╔══

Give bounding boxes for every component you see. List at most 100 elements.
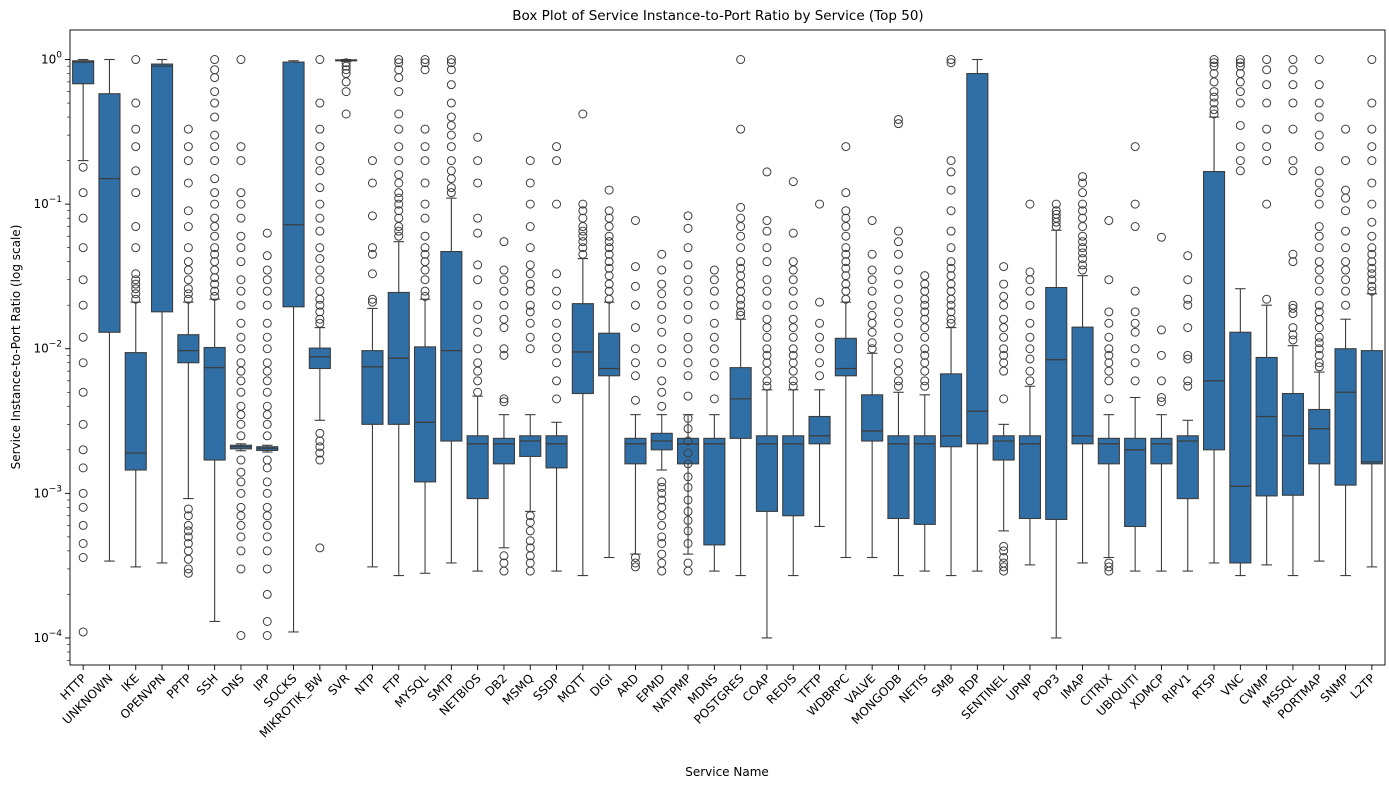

╚══
╔══

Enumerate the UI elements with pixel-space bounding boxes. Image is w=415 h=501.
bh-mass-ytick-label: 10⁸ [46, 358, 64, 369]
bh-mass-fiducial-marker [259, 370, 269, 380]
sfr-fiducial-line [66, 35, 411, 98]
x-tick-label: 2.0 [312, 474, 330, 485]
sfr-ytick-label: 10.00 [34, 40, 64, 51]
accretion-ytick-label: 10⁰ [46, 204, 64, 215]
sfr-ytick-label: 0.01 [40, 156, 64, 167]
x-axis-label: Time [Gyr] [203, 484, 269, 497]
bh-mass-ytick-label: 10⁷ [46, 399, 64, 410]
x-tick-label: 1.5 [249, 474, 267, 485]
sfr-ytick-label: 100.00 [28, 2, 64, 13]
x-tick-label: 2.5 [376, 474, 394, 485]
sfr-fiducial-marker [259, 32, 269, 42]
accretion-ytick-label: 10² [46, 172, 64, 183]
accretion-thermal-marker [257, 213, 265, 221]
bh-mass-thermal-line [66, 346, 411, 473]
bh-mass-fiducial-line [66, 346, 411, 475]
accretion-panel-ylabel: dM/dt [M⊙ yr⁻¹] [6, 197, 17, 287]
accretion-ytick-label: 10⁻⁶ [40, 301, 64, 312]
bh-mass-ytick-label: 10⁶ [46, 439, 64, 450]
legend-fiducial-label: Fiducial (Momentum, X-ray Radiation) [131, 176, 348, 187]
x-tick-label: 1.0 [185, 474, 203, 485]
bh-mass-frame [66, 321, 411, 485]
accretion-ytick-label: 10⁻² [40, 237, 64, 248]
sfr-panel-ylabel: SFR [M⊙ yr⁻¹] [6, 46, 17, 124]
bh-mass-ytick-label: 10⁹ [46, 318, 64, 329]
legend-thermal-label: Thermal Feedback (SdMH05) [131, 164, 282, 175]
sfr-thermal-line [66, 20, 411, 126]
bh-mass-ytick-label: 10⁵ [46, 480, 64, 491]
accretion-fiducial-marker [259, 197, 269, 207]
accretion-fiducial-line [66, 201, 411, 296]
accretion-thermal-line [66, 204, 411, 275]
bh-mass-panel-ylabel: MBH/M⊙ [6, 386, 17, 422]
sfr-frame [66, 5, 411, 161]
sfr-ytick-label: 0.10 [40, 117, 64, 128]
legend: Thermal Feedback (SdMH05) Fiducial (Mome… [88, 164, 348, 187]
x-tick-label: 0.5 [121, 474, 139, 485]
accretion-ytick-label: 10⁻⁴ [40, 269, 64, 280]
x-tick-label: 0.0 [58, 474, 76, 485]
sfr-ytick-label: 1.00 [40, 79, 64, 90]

╚══

» **STATED EXERCISE**:
Reproduce the material word for word, from the line containing "Enumerate the UI" through the line containing "legend-thermal-label: Thermal Feedback", including both of those lines.

» **TASK RESPONSE**:
Enumerate the UI elements with pixel-space bounding boxes. Image is w=415 h=501.
bh-mass-ytick-label: 10⁸ [46, 358, 64, 369]
bh-mass-fiducial-marker [259, 370, 269, 380]
sfr-fiducial-line [66, 35, 411, 98]
x-tick-label: 2.0 [312, 474, 330, 485]
sfr-ytick-label: 10.00 [34, 40, 64, 51]
accretion-ytick-label: 10⁰ [46, 204, 64, 215]
sfr-ytick-label: 0.01 [40, 156, 64, 167]
x-axis-label: Time [Gyr] [203, 484, 269, 497]
bh-mass-ytick-label: 10⁷ [46, 399, 64, 410]
x-tick-label: 1.5 [249, 474, 267, 485]
sfr-ytick-label: 100.00 [28, 2, 64, 13]
x-tick-label: 2.5 [376, 474, 394, 485]
sfr-fiducial-marker [259, 32, 269, 42]
accretion-ytick-label: 10² [46, 172, 64, 183]
accretion-thermal-marker [257, 213, 265, 221]
bh-mass-thermal-line [66, 346, 411, 473]
bh-mass-fiducial-line [66, 346, 411, 475]
accretion-panel-ylabel: dM/dt [M⊙ yr⁻¹] [6, 197, 17, 287]
accretion-ytick-label: 10⁻⁶ [40, 301, 64, 312]
bh-mass-ytick-label: 10⁶ [46, 439, 64, 450]
legend-fiducial-label: Fiducial (Momentum, X-ray Radiation) [131, 176, 348, 187]
x-tick-label: 1.0 [185, 474, 203, 485]
bh-mass-frame [66, 321, 411, 485]
accretion-ytick-label: 10⁻² [40, 237, 64, 248]
sfr-panel-ylabel: SFR [M⊙ yr⁻¹] [6, 46, 17, 124]
bh-mass-ytick-label: 10⁹ [46, 318, 64, 329]
legend-thermal-label: Thermal Feedback (SdMH05) [131, 164, 282, 175]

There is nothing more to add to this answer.